##### RECORD EXTRACTS
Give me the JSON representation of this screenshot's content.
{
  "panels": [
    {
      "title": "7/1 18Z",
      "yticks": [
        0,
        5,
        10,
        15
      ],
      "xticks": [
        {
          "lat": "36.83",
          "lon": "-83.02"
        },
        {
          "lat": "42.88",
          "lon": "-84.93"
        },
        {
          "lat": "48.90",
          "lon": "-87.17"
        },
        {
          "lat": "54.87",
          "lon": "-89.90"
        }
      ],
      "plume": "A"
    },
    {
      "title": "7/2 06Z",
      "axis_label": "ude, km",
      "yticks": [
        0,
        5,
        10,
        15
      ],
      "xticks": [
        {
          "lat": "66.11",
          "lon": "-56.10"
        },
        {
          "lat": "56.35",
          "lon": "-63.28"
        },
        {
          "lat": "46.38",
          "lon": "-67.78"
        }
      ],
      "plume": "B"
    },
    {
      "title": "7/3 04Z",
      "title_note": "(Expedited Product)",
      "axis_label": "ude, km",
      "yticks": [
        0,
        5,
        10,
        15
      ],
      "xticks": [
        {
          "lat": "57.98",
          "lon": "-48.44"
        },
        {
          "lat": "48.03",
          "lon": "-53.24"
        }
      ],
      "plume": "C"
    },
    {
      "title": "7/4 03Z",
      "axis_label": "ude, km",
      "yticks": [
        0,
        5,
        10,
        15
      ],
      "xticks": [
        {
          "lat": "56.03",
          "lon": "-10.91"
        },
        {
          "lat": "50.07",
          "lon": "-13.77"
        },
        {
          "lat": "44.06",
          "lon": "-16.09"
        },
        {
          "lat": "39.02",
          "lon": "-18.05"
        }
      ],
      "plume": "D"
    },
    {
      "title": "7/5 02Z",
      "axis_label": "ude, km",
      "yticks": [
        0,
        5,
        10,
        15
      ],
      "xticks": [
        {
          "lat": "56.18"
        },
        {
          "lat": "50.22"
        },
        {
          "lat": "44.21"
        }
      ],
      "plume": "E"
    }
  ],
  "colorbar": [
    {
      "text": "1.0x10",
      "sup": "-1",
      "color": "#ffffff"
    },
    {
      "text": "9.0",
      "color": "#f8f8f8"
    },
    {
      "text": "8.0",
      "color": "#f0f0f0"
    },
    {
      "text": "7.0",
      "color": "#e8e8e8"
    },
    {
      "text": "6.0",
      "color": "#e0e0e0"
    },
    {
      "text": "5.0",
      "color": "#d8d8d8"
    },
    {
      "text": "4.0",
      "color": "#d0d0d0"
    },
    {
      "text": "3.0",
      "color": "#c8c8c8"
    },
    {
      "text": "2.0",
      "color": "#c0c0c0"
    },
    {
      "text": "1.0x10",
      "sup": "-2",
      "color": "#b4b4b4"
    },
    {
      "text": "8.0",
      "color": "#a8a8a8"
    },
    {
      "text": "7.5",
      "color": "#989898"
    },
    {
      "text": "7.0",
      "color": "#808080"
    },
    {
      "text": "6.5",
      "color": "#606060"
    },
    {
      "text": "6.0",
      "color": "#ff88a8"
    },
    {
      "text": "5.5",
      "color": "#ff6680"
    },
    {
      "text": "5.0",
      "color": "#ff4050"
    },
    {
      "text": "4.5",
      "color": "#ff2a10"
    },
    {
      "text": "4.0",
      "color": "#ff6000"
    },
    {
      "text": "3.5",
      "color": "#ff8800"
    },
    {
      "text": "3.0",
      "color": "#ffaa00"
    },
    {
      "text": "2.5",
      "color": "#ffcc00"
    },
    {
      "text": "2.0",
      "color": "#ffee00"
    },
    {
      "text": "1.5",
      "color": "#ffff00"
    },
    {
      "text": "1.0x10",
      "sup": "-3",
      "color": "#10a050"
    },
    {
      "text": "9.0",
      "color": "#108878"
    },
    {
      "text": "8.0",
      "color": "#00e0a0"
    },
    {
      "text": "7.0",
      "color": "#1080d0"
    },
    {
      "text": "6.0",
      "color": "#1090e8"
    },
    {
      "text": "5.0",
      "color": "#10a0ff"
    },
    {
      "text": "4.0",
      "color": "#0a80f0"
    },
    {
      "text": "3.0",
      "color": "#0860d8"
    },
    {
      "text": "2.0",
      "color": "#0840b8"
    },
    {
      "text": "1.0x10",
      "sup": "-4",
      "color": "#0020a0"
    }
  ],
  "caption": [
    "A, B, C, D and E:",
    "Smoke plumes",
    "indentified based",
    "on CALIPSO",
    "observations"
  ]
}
##########
From the records above, please extract every line and repeat it exactly.

ANSWER TO THIS TASK:
Give me the JSON representation of this screenshot's content.
{
  "panels": [
    {
      "title": "7/1 18Z",
      "yticks": [
        0,
        5,
        10,
        15
      ],
      "xticks": [
        {
          "lat": "36.83",
          "lon": "-83.02"
        },
        {
          "lat": "42.88",
          "lon": "-84.93"
        },
        {
          "lat": "48.90",
          "lon": "-87.17"
        },
        {
          "lat": "54.87",
          "lon": "-89.90"
        }
      ],
      "plume": "A"
    },
    {
      "title": "7/2 06Z",
      "axis_label": "ude, km",
      "yticks": [
        0,
        5,
        10,
        15
      ],
      "xticks": [
        {
          "lat": "66.11",
          "lon": "-56.10"
        },
        {
          "lat": "56.35",
          "lon": "-63.28"
        },
        {
          "lat": "46.38",
          "lon": "-67.78"
        }
      ],
      "plume": "B"
    },
    {
      "title": "7/3 04Z",
      "title_note": "(Expedited Product)",
      "axis_label": "ude, km",
      "yticks": [
        0,
        5,
        10,
        15
      ],
      "xticks": [
        {
          "lat": "57.98",
          "lon": "-48.44"
        },
        {
          "lat": "48.03",
          "lon": "-53.24"
        }
      ],
      "plume": "C"
    },
    {
      "title": "7/4 03Z",
      "axis_label": "ude, km",
      "yticks": [
        0,
        5,
        10,
        15
      ],
      "xticks": [
        {
          "lat": "56.03",
          "lon": "-10.91"
        },
        {
          "lat": "50.07",
          "lon": "-13.77"
        },
        {
          "lat": "44.06",
          "lon": "-16.09"
        },
        {
          "lat": "39.02",
          "lon": "-18.05"
        }
      ],
      "plume": "D"
    },
    {
      "title": "7/5 02Z",
      "axis_label": "ude, km",
      "yticks": [
        0,
        5,
        10,
        15
      ],
      "xticks": [
        {
          "lat": "56.18"
        },
        {
          "lat": "50.22"
        },
        {
          "lat": "44.21"
        }
      ],
      "plume": "E"
    }
  ],
  "colorbar": [
    {
      "text": "1.0x10",
      "sup": "-1",
      "color": "#ffffff"
    },
    {
      "text": "9.0",
      "color": "#f8f8f8"
    },
    {
      "text": "8.0",
      "color": "#f0f0f0"
    },
    {
      "text": "7.0",
      "color": "#e8e8e8"
    },
    {
      "text": "6.0",
      "color": "#e0e0e0"
    },
    {
      "text": "5.0",
      "color": "#d8d8d8"
    },
    {
      "text": "4.0",
      "color": "#d0d0d0"
    },
    {
      "text": "3.0",
      "color": "#c8c8c8"
    },
    {
      "text": "2.0",
      "color": "#c0c0c0"
    },
    {
      "text": "1.0x10",
      "sup": "-2",
      "color": "#b4b4b4"
    },
    {
      "text": "8.0",
      "color": "#a8a8a8"
    },
    {
      "text": "7.5",
      "color": "#989898"
    },
    {
      "text": "7.0",
      "color": "#808080"
    },
    {
      "text": "6.5",
      "color": "#606060"
    },
    {
      "text": "6.0",
      "color": "#ff88a8"
    },
    {
      "text": "5.5",
      "color": "#ff6680"
    },
    {
      "text": "5.0",
      "color": "#ff4050"
    },
    {
      "text": "4.5",
      "color": "#ff2a10"
    },
    {
      "text": "4.0",
      "color": "#ff6000"
    },
    {
      "text": "3.5",
      "color": "#ff8800"
    },
    {
      "text": "3.0",
      "color": "#ffaa00"
    },
    {
      "text": "2.5",
      "color": "#ffcc00"
    },
    {
      "text": "2.0",
      "color": "#ffee00"
    },
    {
      "text": "1.5",
      "color": "#ffff00"
    },
    {
      "text": "1.0x10",
      "sup": "-3",
      "color": "#10a050"
    },
    {
      "text": "9.0",
      "color": "#108878"
    },
    {
      "text": "8.0",
      "color": "#00e0a0"
    },
    {
      "text": "7.0",
      "color": "#1080d0"
    },
    {
      "text": "6.0",
      "color": "#1090e8"
    },
    {
      "text": "5.0",
      "color": "#10a0ff"
    },
    {
      "text": "4.0",
      "color": "#0a80f0"
    },
    {
      "text": "3.0",
      "color": "#0860d8"
    },
    {
      "text": "2.0",
      "color": "#0840b8"
    },
    {
      "text": "1.0x10",
      "sup": "-4",
      "color": "#0020a0"
    }
  ],
  "caption": [
    "A, B, C, D and E:",
    "Smoke plumes",
    "indentified based",
    "on CALIPSO",
    "observations"
  ]
}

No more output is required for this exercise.